TEXTO EXTRAÍDO:
Caro leitor, você tem mais dúvidas ou certezas sobre o que pode acontecer com o ensino superior nos próximos 10 anos? Eu tenho mais dúvidas. Mas talvez eu tenha algumas trilhas para indicar a gestores de IES e interessados nos rumos da educação.

Estou em Boston, nos EUA, aquardando um vôo para o Brasil, depois de participar da 49ª Conferência Anual da Association for Collaborative Leadership (ACL),  realizada em Albany, Nova York, onde o Semesp apresentou, com sucesso, os resultados das seis Redes de Cooperação montadas pela entidade entre instituições de ensino superior brasileiras de diversos portes, que estão em pleno funcionamento e já acumulam resultados com impacto para  as IES participantes.

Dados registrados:

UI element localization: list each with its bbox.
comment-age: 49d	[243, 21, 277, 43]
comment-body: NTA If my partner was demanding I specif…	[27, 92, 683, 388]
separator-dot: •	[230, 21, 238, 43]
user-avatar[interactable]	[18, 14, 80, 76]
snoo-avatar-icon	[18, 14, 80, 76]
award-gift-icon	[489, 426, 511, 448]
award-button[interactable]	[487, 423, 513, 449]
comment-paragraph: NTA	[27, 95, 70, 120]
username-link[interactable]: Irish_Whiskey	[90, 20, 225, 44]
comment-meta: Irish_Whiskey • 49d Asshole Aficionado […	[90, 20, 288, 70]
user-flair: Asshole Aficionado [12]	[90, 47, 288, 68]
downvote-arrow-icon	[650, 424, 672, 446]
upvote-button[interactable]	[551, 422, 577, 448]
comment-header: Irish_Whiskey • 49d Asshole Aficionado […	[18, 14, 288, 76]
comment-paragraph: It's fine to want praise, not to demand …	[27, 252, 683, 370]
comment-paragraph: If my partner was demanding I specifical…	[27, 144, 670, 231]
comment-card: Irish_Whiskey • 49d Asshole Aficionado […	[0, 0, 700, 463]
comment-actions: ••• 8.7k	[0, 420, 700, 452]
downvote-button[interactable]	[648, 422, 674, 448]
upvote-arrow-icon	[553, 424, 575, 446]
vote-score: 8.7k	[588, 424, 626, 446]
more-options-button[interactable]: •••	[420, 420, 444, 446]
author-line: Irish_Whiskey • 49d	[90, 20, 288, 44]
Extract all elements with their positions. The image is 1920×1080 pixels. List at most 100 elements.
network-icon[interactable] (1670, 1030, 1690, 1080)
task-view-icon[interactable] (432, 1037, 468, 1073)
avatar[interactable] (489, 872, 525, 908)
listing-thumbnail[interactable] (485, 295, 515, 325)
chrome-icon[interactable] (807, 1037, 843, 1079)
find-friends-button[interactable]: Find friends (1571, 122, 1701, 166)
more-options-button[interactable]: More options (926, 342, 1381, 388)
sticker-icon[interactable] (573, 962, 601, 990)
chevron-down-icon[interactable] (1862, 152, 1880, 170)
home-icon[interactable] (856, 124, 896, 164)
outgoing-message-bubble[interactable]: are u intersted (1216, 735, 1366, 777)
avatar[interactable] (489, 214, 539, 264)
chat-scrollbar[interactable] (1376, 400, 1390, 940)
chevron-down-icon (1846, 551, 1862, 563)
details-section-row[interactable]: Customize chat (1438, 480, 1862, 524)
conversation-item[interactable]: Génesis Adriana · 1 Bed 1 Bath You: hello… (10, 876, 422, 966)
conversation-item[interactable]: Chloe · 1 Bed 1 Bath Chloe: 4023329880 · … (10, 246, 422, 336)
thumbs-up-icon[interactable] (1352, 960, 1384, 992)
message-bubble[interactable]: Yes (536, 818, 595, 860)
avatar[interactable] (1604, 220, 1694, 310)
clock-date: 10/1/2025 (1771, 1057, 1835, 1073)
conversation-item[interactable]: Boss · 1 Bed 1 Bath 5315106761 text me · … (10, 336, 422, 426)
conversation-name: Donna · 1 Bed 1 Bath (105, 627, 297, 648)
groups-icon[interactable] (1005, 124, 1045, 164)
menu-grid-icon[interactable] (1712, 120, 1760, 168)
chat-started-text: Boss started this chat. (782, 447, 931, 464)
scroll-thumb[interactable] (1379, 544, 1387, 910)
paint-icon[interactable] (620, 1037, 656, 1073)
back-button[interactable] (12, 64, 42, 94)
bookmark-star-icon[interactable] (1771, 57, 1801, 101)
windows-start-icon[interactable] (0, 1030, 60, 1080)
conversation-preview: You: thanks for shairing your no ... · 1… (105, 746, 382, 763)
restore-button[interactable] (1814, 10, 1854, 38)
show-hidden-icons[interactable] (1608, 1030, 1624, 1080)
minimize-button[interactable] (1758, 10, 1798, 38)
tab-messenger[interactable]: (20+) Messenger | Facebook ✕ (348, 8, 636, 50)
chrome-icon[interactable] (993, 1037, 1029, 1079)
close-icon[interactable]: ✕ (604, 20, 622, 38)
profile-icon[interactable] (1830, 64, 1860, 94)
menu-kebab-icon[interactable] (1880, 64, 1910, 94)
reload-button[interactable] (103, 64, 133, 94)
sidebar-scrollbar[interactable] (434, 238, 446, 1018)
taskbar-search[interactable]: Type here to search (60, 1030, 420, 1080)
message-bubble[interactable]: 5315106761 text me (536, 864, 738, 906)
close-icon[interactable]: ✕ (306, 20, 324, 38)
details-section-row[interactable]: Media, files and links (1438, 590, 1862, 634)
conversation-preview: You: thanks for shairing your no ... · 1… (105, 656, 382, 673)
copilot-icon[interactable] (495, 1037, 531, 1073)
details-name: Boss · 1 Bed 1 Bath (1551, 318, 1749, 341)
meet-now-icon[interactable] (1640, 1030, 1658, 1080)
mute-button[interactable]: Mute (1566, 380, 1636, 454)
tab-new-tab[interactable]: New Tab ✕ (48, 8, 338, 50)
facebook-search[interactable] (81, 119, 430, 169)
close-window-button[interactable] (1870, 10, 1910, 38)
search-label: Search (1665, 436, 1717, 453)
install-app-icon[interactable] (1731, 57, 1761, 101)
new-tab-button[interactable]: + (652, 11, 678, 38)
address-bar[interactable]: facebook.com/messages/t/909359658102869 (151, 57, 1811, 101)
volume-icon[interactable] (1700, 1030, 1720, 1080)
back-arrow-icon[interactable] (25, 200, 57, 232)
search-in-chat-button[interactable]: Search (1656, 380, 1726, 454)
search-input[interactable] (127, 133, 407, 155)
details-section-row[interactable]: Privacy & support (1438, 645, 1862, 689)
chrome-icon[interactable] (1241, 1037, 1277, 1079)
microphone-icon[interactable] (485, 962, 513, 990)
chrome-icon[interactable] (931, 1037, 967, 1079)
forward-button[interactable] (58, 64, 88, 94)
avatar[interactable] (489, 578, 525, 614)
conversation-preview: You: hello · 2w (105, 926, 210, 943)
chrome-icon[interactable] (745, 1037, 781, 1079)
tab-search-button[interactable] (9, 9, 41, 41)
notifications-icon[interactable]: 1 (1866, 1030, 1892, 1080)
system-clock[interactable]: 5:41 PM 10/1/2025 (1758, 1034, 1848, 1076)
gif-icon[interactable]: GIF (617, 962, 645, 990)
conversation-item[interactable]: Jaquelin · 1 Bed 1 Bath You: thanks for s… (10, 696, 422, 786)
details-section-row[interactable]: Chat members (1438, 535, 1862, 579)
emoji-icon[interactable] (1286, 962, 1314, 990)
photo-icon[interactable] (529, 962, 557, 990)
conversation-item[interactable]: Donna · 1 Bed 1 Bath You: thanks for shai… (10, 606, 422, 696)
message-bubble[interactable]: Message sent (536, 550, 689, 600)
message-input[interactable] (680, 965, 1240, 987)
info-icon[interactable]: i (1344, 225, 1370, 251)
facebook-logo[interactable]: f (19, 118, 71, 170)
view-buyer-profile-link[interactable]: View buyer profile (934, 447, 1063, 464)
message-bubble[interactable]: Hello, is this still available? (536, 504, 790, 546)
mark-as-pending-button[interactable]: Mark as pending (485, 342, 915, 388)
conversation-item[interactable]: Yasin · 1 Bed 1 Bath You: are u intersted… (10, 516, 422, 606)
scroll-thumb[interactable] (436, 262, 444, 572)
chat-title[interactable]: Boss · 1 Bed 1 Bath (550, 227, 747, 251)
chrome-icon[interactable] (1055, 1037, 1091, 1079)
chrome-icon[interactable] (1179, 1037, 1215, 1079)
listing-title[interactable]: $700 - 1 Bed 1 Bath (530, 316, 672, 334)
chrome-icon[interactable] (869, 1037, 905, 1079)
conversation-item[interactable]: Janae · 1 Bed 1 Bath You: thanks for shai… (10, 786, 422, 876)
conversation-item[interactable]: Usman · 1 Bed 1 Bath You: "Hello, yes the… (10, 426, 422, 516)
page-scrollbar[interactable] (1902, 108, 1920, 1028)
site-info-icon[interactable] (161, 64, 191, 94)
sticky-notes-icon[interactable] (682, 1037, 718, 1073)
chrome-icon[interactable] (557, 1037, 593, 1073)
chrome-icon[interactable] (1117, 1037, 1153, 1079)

PARA FAZER:
#1 Responda com base no texto extraído, uma resposta por linha:
(a) Em que cidade o autor aguarda o voo para o Brasil?
(b) Qual edição da Conferência Anual da ACL é citada?
(c) Quantas Redes de Cooperação o Semesp montou?
#2 Passe para o inglês esta frase do texto extraído: "Caro leitor, você tem mais dúvidas ou certezas sobre o que pode acontecer com o ensino superior nos próximos 10 anos?"
#3 Liste todos os nomes de lugares (cidades, estados ou países) que aparecem no texto extraído.

RESPOSTAS ABAIXO:
#1
(a) Boston
(b) A 49ª
(c) Seis

#2 Dear reader, do you have more doubts or certainties about what may happen to higher education over the next 10 years?

#3
Boston
EUA
Brasil
Albany
Nova York